EXERCISE OBJECTIVE
Filter the lines below, copying only those with the string "policijas".

RECORD LIST
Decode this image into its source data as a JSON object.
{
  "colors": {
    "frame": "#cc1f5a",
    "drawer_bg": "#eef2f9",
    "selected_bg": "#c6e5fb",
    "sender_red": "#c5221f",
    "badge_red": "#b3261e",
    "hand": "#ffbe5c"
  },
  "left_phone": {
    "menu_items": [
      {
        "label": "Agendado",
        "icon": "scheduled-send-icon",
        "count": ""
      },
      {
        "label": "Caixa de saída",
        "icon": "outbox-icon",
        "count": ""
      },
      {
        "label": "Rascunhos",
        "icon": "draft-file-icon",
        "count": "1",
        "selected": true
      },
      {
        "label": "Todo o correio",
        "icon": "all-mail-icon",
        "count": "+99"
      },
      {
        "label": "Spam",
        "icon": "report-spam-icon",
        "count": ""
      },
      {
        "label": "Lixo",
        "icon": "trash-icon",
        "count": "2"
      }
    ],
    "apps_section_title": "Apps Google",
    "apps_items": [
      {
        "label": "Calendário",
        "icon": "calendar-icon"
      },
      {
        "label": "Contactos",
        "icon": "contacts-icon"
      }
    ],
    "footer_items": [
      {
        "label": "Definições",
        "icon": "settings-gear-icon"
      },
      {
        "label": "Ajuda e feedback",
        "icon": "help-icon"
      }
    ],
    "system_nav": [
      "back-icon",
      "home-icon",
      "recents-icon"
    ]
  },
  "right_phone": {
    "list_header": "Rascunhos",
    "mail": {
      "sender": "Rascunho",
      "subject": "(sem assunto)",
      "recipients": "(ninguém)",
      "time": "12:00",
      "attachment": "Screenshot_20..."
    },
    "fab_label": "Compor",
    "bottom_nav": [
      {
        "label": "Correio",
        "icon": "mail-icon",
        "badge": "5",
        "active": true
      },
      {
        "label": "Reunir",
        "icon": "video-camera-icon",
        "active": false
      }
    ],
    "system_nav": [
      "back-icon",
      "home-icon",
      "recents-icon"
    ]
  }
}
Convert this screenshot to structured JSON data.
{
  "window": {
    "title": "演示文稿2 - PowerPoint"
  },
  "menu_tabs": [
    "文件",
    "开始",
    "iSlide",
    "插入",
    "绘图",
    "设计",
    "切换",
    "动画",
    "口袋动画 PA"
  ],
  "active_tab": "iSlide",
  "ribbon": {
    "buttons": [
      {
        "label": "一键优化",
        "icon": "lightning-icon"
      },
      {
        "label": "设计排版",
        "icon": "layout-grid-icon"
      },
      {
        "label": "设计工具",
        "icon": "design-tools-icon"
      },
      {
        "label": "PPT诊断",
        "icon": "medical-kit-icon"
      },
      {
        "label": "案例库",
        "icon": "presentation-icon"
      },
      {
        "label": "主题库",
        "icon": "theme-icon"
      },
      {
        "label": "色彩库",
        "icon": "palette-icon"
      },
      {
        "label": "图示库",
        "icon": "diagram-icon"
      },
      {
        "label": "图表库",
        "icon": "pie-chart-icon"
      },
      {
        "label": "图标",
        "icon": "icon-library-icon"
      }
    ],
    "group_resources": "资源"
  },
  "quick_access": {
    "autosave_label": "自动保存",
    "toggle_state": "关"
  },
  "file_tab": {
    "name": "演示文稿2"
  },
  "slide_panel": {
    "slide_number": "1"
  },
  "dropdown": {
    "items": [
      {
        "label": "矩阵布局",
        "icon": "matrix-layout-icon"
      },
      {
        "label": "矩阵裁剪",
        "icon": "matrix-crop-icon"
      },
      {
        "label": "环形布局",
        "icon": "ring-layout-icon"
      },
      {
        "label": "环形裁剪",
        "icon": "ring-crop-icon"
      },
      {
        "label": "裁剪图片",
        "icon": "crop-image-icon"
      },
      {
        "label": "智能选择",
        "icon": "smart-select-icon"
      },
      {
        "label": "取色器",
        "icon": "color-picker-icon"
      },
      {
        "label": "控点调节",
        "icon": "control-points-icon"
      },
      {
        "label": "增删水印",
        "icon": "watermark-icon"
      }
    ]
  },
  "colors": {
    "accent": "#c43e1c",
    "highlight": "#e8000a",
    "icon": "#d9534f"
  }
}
==
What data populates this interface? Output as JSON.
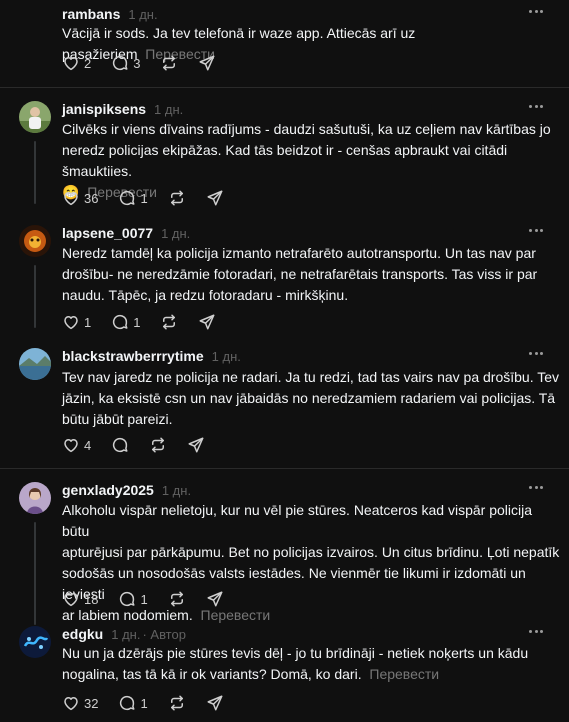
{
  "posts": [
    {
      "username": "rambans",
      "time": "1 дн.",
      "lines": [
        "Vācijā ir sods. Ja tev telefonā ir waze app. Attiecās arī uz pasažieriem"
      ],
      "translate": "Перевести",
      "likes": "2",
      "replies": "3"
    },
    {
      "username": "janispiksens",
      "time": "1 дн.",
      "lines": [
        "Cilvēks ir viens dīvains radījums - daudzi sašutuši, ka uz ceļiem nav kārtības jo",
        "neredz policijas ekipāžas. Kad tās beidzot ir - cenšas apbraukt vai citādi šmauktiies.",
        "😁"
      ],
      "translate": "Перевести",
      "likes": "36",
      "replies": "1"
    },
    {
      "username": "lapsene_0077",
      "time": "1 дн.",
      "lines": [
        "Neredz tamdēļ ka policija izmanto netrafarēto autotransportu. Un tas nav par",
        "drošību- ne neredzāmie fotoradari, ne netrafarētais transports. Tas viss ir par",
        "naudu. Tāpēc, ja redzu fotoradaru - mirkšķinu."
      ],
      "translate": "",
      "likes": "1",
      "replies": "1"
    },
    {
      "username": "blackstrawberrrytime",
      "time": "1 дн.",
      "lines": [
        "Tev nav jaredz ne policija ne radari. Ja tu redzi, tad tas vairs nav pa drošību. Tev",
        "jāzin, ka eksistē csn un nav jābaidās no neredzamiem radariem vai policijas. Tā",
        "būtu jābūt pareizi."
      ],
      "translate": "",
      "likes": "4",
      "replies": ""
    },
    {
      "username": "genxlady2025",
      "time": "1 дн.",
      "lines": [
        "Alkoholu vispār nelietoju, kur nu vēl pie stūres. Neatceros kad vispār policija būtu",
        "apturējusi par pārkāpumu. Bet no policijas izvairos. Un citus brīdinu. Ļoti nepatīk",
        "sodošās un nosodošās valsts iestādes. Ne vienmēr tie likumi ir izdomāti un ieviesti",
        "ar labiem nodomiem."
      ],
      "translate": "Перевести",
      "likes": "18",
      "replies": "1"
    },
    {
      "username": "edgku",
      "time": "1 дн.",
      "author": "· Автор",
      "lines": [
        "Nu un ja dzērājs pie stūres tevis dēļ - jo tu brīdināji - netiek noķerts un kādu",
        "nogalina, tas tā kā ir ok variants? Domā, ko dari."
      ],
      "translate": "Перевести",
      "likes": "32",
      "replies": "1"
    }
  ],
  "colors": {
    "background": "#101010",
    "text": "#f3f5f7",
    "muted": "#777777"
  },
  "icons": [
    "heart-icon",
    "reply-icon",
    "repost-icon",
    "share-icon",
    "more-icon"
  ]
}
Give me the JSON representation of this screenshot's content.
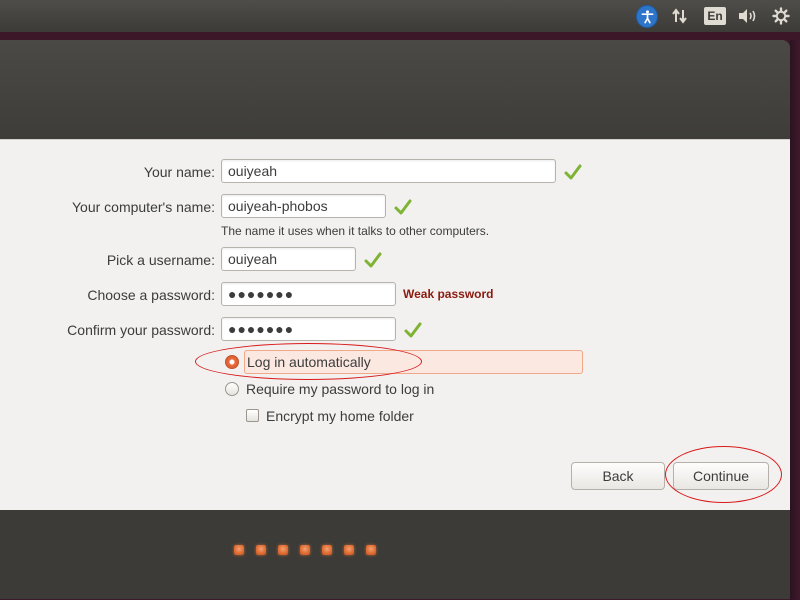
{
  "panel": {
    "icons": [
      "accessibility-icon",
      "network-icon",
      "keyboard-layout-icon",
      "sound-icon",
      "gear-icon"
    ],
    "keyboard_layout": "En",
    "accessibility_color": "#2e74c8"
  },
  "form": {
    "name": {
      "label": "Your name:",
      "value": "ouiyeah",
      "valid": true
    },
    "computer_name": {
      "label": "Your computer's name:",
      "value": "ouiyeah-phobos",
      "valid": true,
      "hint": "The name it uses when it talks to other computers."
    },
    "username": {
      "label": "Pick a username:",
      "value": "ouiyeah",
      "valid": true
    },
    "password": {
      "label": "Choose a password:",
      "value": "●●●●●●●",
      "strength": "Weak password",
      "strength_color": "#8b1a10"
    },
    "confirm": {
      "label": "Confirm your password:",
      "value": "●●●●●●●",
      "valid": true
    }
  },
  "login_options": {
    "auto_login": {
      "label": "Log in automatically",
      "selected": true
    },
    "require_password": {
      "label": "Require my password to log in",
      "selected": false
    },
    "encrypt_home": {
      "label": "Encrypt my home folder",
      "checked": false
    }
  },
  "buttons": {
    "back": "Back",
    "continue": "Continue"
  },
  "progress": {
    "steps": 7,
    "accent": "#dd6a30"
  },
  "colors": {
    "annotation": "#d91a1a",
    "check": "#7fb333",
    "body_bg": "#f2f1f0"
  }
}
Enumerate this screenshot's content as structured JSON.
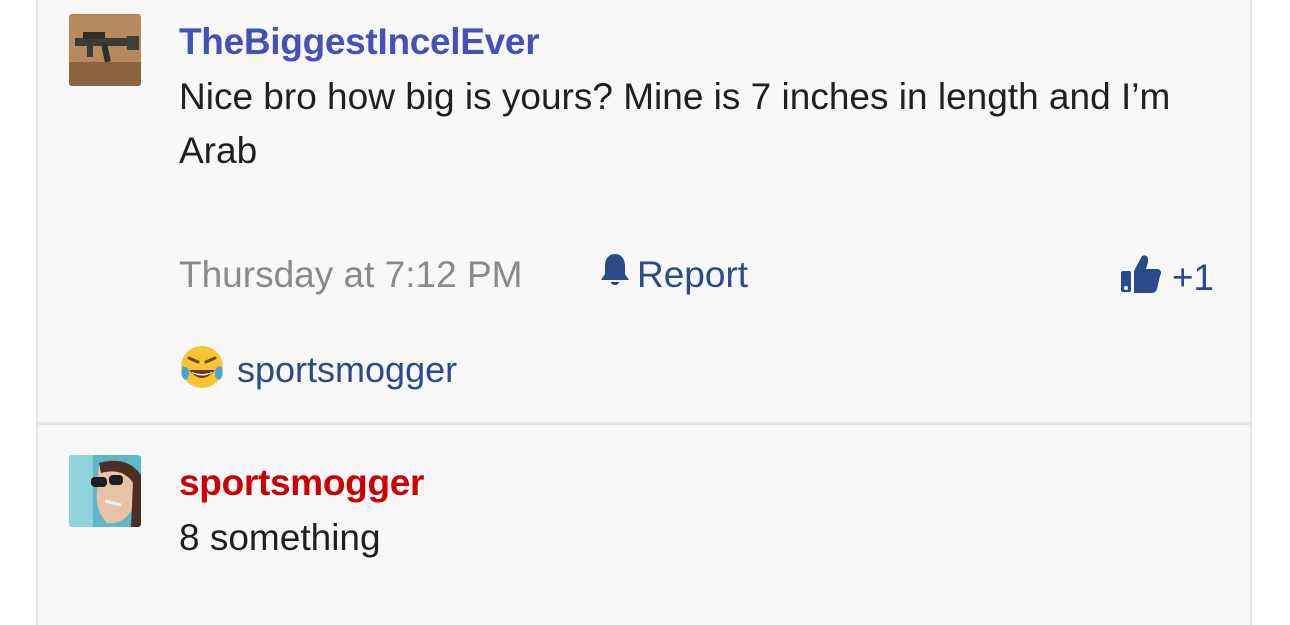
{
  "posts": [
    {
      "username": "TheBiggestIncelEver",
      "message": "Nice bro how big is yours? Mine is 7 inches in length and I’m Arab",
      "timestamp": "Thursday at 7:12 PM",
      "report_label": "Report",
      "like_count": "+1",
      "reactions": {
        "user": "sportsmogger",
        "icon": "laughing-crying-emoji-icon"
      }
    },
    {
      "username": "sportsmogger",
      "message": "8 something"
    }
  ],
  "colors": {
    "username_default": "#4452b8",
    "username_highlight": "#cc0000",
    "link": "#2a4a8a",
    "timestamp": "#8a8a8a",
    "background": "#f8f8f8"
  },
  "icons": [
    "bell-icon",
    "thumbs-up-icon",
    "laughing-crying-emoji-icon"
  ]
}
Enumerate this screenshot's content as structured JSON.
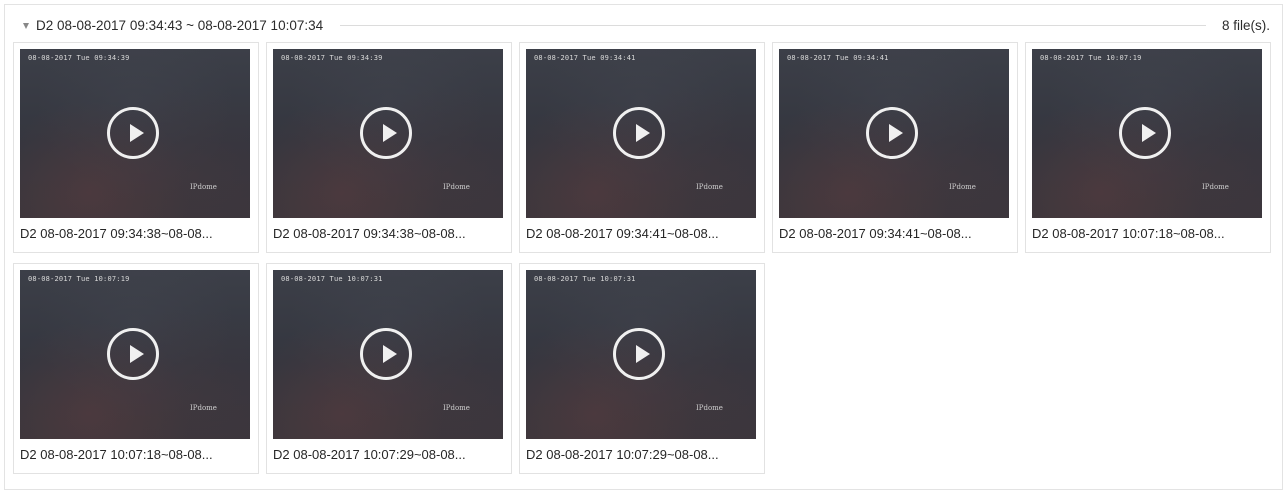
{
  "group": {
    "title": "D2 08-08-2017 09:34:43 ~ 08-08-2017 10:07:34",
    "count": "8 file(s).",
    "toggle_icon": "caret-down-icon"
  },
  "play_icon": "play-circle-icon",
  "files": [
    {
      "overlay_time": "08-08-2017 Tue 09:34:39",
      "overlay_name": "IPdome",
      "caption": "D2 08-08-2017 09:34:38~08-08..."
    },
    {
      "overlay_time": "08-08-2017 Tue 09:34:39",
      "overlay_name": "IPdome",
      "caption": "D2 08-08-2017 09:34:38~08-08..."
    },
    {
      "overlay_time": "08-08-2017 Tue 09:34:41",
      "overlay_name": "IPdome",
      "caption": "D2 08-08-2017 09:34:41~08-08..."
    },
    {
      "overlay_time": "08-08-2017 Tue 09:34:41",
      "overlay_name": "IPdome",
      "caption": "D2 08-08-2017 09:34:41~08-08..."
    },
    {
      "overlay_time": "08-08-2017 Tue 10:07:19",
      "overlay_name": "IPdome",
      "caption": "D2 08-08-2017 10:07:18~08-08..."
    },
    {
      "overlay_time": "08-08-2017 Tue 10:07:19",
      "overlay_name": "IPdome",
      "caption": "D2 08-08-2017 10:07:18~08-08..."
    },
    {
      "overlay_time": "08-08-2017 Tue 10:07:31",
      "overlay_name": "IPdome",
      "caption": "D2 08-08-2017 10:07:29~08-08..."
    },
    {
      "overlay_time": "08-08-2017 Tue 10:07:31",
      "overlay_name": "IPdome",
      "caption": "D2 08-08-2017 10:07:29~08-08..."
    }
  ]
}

ANSWER FOR THE TASK
        "neredz policijas ekipāžas. Kad tās beidzot ir - cenšas apbraukt vai citādi šmauktiies.",
        "jāzin, ka eksistē csn un nav jābaidās no neredzamiem radariem vai policijas. Tā",
        "apturējusi par pārkāpumu. Bet no policijas izvairos. Un citus brīdinu. Ļoti nepatīk",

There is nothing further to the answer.